[Written request] Of the lines in the data below, count the ones holding the string "calor", and answer with that number only.

Dataset rows
★ ★ ★ ★ ★
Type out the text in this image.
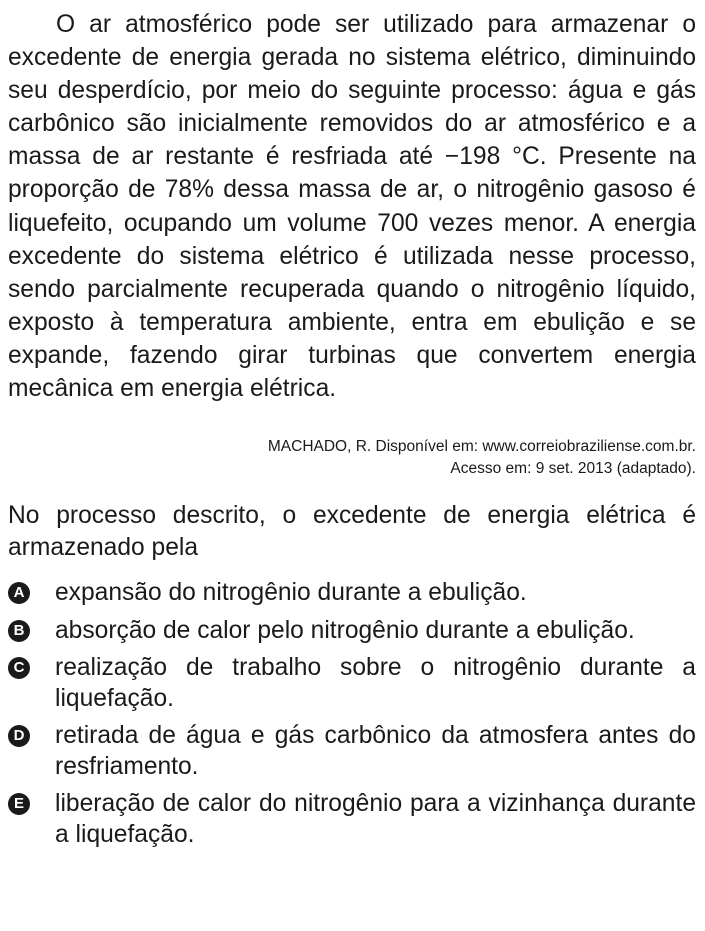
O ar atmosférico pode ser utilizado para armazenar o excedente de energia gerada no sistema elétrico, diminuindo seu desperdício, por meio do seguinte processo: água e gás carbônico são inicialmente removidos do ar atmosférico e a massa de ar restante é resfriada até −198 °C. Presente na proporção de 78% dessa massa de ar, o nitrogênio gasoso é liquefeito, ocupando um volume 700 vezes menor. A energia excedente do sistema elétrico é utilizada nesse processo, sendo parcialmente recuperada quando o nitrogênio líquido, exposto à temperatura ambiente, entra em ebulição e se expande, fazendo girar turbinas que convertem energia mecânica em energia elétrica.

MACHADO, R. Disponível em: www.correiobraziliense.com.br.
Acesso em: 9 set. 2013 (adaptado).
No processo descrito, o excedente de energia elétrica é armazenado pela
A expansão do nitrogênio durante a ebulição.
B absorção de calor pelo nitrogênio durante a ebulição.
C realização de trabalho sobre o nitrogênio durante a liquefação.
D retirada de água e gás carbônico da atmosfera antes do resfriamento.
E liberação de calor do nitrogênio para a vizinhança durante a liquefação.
★ ★ ★ ★ ★
[Response] 2